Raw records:
-=-=-

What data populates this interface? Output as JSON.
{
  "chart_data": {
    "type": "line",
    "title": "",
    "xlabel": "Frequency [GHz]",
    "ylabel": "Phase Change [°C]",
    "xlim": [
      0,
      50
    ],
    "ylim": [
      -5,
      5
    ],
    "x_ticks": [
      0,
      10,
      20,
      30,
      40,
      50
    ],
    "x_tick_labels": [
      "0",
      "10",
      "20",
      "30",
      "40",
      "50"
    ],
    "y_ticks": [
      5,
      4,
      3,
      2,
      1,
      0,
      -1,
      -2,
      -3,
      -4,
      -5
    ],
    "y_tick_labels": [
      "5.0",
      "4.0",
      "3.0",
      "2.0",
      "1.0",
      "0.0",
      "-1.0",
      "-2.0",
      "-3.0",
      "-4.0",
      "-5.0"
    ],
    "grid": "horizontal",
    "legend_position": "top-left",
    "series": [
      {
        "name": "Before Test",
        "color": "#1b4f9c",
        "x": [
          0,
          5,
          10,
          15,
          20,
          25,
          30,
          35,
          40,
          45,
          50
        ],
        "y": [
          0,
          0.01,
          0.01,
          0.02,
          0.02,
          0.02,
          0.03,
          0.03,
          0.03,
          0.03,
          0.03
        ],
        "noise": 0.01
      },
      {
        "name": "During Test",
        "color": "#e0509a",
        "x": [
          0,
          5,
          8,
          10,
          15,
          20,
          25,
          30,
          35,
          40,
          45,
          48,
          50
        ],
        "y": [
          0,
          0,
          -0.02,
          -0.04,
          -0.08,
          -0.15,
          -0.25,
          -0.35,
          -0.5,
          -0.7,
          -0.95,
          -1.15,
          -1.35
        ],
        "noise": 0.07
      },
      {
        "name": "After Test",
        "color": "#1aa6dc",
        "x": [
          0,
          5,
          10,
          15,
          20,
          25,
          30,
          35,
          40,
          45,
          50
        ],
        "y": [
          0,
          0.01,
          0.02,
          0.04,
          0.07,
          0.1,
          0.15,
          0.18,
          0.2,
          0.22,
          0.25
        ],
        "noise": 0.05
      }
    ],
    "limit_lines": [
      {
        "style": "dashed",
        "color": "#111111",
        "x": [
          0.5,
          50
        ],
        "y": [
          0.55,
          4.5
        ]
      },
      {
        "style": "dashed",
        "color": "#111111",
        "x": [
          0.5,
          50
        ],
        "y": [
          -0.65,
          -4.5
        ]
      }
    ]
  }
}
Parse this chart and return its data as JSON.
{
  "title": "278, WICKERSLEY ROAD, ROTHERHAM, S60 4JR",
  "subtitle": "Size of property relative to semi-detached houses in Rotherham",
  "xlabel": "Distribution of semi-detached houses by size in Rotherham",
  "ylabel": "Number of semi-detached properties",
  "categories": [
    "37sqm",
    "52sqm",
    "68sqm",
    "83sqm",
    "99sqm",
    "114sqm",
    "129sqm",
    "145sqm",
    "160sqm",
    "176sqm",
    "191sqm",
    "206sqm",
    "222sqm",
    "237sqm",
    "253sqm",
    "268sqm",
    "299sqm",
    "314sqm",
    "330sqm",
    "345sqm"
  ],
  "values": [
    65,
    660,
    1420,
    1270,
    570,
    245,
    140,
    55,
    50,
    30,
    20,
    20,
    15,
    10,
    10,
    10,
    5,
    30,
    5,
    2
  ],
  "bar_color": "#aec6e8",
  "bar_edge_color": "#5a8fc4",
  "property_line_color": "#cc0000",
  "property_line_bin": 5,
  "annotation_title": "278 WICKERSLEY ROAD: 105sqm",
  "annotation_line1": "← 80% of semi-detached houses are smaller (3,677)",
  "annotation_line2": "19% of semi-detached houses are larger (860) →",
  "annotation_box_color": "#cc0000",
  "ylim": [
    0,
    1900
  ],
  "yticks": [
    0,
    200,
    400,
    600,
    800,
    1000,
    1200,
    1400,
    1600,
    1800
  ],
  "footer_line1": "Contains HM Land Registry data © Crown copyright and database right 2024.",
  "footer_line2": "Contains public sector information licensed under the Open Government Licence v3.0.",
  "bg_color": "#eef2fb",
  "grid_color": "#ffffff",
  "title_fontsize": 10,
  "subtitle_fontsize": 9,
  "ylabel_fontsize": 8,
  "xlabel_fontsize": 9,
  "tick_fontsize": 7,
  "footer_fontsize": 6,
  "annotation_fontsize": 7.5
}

-=-=-

-- Written problem --
Exactly as shown above, return every record.

-- Solved exercise --
What data populates this interface? Output as JSON.
{
  "chart_data": {
    "type": "line",
    "title": "",
    "xlabel": "Frequency [GHz]",
    "ylabel": "Phase Change [°C]",
    "xlim": [
      0,
      50
    ],
    "ylim": [
      -5,
      5
    ],
    "x_ticks": [
      0,
      10,
      20,
      30,
      40,
      50
    ],
    "x_tick_labels": [
      "0",
      "10",
      "20",
      "30",
      "40",
      "50"
    ],
    "y_ticks": [
      5,
      4,
      3,
      2,
      1,
      0,
      -1,
      -2,
      -3,
      -4,
      -5
    ],
    "y_tick_labels": [
      "5.0",
      "4.0",
      "3.0",
      "2.0",
      "1.0",
      "0.0",
      "-1.0",
      "-2.0",
      "-3.0",
      "-4.0",
      "-5.0"
    ],
    "grid": "horizontal",
    "legend_position": "top-left",
    "series": [
      {
        "name": "Before Test",
        "color": "#1b4f9c",
        "x": [
          0,
          5,
          10,
          15,
          20,
          25,
          30,
          35,
          40,
          45,
          50
        ],
        "y": [
          0,
          0.01,
          0.01,
          0.02,
          0.02,
          0.02,
          0.03,
          0.03,
          0.03,
          0.03,
          0.03
        ],
        "noise": 0.01
      },
      {
        "name": "During Test",
        "color": "#e0509a",
        "x": [
          0,
          5,
          8,
          10,
          15,
          20,
          25,
          30,
          35,
          40,
          45,
          48,
          50
        ],
        "y": [
          0,
          0,
          -0.02,
          -0.04,
          -0.08,
          -0.15,
          -0.25,
          -0.35,
          -0.5,
          -0.7,
          -0.95,
          -1.15,
          -1.35
        ],
        "noise": 0.07
      },
      {
        "name": "After Test",
        "color": "#1aa6dc",
        "x": [
          0,
          5,
          10,
          15,
          20,
          25,
          30,
          35,
          40,
          45,
          50
        ],
        "y": [
          0,
          0.01,
          0.02,
          0.04,
          0.07,
          0.1,
          0.15,
          0.18,
          0.2,
          0.22,
          0.25
        ],
        "noise": 0.05
      }
    ],
    "limit_lines": [
      {
        "style": "dashed",
        "color": "#111111",
        "x": [
          0.5,
          50
        ],
        "y": [
          0.55,
          4.5
        ]
      },
      {
        "style": "dashed",
        "color": "#111111",
        "x": [
          0.5,
          50
        ],
        "y": [
          -0.65,
          -4.5
        ]
      }
    ]
  }
}
Parse this chart and return its data as JSON.
{
  "title": "278, WICKERSLEY ROAD, ROTHERHAM, S60 4JR",
  "subtitle": "Size of property relative to semi-detached houses in Rotherham",
  "xlabel": "Distribution of semi-detached houses by size in Rotherham",
  "ylabel": "Number of semi-detached properties",
  "categories": [
    "37sqm",
    "52sqm",
    "68sqm",
    "83sqm",
    "99sqm",
    "114sqm",
    "129sqm",
    "145sqm",
    "160sqm",
    "176sqm",
    "191sqm",
    "206sqm",
    "222sqm",
    "237sqm",
    "253sqm",
    "268sqm",
    "299sqm",
    "314sqm",
    "330sqm",
    "345sqm"
  ],
  "values": [
    65,
    660,
    1420,
    1270,
    570,
    245,
    140,
    55,
    50,
    30,
    20,
    20,
    15,
    10,
    10,
    10,
    5,
    30,
    5,
    2
  ],
  "bar_color": "#aec6e8",
  "bar_edge_color": "#5a8fc4",
  "property_line_color": "#cc0000",
  "property_line_bin": 5,
  "annotation_title": "278 WICKERSLEY ROAD: 105sqm",
  "annotation_line1": "← 80% of semi-detached houses are smaller (3,677)",
  "annotation_line2": "19% of semi-detached houses are larger (860) →",
  "annotation_box_color": "#cc0000",
  "ylim": [
    0,
    1900
  ],
  "yticks": [
    0,
    200,
    400,
    600,
    800,
    1000,
    1200,
    1400,
    1600,
    1800
  ],
  "footer_line1": "Contains HM Land Registry data © Crown copyright and database right 2024.",
  "footer_line2": "Contains public sector information licensed under the Open Government Licence v3.0.",
  "bg_color": "#eef2fb",
  "grid_color": "#ffffff",
  "title_fontsize": 10,
  "subtitle_fontsize": 9,
  "ylabel_fontsize": 8,
  "xlabel_fontsize": 9,
  "tick_fontsize": 7,
  "footer_fontsize": 6,
  "annotation_fontsize": 7.5
}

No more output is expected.